**ITEMS**.
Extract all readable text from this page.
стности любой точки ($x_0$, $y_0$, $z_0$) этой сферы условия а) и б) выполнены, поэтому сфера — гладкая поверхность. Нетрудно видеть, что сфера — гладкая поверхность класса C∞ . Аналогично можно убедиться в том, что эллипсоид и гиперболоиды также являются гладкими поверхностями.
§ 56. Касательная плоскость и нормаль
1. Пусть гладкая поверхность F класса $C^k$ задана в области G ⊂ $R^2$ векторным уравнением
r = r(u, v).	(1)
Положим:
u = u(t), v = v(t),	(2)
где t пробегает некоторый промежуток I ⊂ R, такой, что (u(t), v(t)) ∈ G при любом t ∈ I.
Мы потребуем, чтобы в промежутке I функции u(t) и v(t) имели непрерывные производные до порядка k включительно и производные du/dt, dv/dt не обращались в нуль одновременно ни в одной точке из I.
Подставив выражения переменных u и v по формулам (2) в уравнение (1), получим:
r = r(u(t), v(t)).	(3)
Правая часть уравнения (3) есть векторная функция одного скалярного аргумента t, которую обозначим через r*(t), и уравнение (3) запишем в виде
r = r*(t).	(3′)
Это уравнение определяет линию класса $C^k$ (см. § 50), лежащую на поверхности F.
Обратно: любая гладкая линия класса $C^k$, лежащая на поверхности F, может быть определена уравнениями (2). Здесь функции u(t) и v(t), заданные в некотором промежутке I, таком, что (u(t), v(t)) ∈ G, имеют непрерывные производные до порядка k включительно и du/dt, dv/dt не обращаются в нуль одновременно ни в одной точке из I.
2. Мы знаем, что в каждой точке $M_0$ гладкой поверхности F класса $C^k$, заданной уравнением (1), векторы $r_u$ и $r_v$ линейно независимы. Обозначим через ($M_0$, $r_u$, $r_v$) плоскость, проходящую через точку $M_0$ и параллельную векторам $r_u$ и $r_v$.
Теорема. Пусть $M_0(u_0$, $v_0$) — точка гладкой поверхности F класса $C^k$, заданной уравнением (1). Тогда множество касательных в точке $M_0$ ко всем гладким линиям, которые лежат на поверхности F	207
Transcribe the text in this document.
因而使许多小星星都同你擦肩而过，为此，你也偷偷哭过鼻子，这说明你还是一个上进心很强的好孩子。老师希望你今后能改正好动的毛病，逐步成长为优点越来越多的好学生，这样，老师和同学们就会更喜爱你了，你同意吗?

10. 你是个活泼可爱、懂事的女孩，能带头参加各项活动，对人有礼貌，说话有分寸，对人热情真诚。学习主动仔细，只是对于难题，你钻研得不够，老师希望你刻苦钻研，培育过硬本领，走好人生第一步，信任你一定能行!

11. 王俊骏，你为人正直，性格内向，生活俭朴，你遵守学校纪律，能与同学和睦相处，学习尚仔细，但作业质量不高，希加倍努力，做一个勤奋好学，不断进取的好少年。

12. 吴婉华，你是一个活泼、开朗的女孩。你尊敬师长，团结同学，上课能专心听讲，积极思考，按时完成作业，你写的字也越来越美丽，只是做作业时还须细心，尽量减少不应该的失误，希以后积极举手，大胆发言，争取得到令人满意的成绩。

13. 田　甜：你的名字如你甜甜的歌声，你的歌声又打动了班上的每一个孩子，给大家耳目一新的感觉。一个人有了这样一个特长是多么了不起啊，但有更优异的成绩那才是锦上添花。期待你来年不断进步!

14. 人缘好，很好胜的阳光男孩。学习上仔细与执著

**TASK GOAL**. Copy every line of the listing that includes the string "непрерывные".

**OUTPUT**.
Мы потребуем, чтобы в промежутке I функции u(t) и v(t) имели непрерывные производные до порядка k включительно и производные du/dt, dv/dt не обращались в нуль одновременно ни в одной точке из I.
Обратно: любая гладкая линия класса $C^k$, лежащая на поверхности F, может быть определена уравнениями (2). Здесь функции u(t) и v(t), заданные в некотором промежутке I, таком, что (u(t), v(t)) ∈ G, имеют непрерывные производные до порядка k включительно и du/dt, dv/dt не обращаются в нуль одновременно ни в одной точке из I.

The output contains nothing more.